--- Texto mostrado ---

▬▬▬▬▬▬▬▬▬▬

Las nociones que en un tiempo no lejano le daban sentido y ennoblecían la tarea educativa: profesores, estudiantes, clase, libros, presencialidad (el ser en el presente), entre otras encomiables valores, se han desfigurado. ¿Qué son ahora? Es difusa cualquier aproximación. En lo inmediato podemos echar mano de la situación sanitaria para justificar todas las falencias y desconexiones del sistema educativo con los “estudiantes”; sin embargo, sabemos que toda simplificación es falsa y que además este problema está presente desde hace bastante tiempo.
Para que estos jóvenes, renuentes a una educación cargada de materias no “útiles” –consideradas erróneamente no prácticas– no se desvinculen del sistema educativo formal, la UTU históricamente promueve un sinfín de flexibles asignaturas, tiene una carga teórica menor y está más centrada en lo técnico y práctico. Por eso, tantísimos jóvenes prefieren terminar su ciclo básico en UTU, así lo indica el incremento en la matrícula. Por lo que dicha institución es el último eslabón, el manotón de ahogado del sistema educativo público formal para que los jóvenes realicen alguna tecnicatura de rápida salida laboral o, en el mejor de los casos, completen el ciclo básico y sigan estudiando.
El docente se enfrenta al vértigo de una clase dispersa, suma de individuos que interactúan en pequeños sub grupos con una densidad de intereses y preocupaciones que, por lo general, se hallan fuera del aula; estudiantes apáticos, inquietos y por momentos desganados, renuentes a integrarse con otros estudiantes de forma aleatoria; estudiantes que no logran seguir el hilo del diálogo docente-alumno, ni menos retener o a veces entender, para luego –y lo más preocupante– construir conocimiento; estudiantes que han renunciado a ser aquello que los define: dígase de alguien que dedica parte de su tiempo y energía a leer, analizar e incorporar la información y el docente que quiere, en general por profunda convicción y vocación, enseñar. Además, como necesita seguir desempeñando ese hoy difuso rol, el docente se esfuerza por enmendar ese pacto roto, desde hace tiempo, con los estudiantes.

▬▬▬▬▬▬▬▬▬▬

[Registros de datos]
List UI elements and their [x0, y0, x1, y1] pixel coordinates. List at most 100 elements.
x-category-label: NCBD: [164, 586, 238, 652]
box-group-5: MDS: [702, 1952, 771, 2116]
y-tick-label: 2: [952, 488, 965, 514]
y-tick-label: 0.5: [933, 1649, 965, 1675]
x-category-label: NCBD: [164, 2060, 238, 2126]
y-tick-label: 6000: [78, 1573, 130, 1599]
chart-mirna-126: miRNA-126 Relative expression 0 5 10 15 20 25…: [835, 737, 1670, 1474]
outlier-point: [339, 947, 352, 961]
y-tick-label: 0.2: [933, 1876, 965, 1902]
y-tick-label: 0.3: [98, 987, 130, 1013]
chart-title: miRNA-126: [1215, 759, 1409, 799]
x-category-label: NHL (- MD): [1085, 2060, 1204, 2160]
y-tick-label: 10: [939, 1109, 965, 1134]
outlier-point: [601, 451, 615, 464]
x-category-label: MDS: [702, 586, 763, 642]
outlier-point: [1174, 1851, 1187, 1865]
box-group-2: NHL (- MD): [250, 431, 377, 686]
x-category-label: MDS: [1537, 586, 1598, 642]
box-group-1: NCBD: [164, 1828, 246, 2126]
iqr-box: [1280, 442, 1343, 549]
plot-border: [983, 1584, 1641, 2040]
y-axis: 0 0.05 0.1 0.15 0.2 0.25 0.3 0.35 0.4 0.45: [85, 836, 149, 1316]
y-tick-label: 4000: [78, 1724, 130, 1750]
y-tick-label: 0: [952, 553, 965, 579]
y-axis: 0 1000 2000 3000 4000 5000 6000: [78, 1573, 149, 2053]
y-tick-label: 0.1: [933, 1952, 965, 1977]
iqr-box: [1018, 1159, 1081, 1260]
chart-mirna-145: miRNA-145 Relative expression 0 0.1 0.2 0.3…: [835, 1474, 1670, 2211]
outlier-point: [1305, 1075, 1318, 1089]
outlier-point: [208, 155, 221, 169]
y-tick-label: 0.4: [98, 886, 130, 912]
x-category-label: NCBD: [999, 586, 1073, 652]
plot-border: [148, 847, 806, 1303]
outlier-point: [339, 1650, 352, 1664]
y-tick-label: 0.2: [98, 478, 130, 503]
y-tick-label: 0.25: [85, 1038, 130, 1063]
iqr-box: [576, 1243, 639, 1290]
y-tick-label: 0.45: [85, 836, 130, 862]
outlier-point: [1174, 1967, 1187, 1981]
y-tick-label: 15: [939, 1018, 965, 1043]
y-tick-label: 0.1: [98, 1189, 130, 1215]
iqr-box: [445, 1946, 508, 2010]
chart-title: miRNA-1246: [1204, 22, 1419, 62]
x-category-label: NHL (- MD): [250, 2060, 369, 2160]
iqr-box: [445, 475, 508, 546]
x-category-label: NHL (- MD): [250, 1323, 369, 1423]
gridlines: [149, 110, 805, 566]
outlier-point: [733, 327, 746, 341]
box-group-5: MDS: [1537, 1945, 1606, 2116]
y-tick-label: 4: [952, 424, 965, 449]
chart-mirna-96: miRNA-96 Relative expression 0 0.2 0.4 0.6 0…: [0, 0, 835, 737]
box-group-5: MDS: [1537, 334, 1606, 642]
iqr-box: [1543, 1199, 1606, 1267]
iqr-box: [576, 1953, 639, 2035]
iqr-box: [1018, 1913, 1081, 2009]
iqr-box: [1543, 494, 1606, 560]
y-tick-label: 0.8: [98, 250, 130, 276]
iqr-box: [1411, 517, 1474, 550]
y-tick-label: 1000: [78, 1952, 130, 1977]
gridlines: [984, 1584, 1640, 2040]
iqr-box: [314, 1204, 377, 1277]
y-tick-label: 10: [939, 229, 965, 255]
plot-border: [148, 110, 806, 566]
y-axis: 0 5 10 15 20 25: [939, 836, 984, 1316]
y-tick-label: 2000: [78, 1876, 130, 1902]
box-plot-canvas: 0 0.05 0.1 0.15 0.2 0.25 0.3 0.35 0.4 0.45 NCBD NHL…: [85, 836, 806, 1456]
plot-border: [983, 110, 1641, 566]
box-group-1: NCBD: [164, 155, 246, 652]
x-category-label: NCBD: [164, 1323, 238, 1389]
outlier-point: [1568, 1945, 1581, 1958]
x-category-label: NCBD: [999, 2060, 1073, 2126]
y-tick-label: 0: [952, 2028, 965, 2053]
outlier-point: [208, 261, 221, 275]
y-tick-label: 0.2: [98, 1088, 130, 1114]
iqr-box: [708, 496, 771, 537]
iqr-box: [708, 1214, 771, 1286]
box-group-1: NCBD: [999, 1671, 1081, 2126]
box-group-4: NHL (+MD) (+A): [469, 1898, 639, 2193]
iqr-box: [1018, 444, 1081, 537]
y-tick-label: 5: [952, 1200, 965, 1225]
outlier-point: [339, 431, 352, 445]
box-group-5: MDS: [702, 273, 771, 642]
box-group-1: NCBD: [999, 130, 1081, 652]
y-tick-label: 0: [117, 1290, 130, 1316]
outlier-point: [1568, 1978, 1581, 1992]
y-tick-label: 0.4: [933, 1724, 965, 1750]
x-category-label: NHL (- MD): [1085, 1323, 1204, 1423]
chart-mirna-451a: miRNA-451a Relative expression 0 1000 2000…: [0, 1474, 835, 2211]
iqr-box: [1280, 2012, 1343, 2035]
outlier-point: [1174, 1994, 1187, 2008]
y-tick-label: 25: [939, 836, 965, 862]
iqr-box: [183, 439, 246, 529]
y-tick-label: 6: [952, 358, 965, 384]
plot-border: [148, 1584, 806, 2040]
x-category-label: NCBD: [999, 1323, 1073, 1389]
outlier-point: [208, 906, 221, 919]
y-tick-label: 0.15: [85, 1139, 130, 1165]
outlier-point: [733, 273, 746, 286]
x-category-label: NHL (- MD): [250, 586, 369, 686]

▬▬▬▬▬▬▬▬▬▬

--- Consigna del ejercicio ---
Responde estas preguntas sobre el texto acerca de la educación:
(a) ¿Qué nociones daban sentido a la tarea educativa en un tiempo no lejano?
(b) ¿Qué indica que tantísimos jóvenes prefieren terminar su ciclo básico en UTU?
(c) ¿Por qué se esfuerza el docente por enmendar el pacto roto con los estudiantes?

--- Respuesta del ejercicio ---
(a) Profesores, estudiantes, clase, libros y presencialidad (el ser en el presente), entre otros valores.
(b) Lo indica el incremento en la matrícula.
(c) Porque necesita seguir desempeñando ese hoy difuso rol.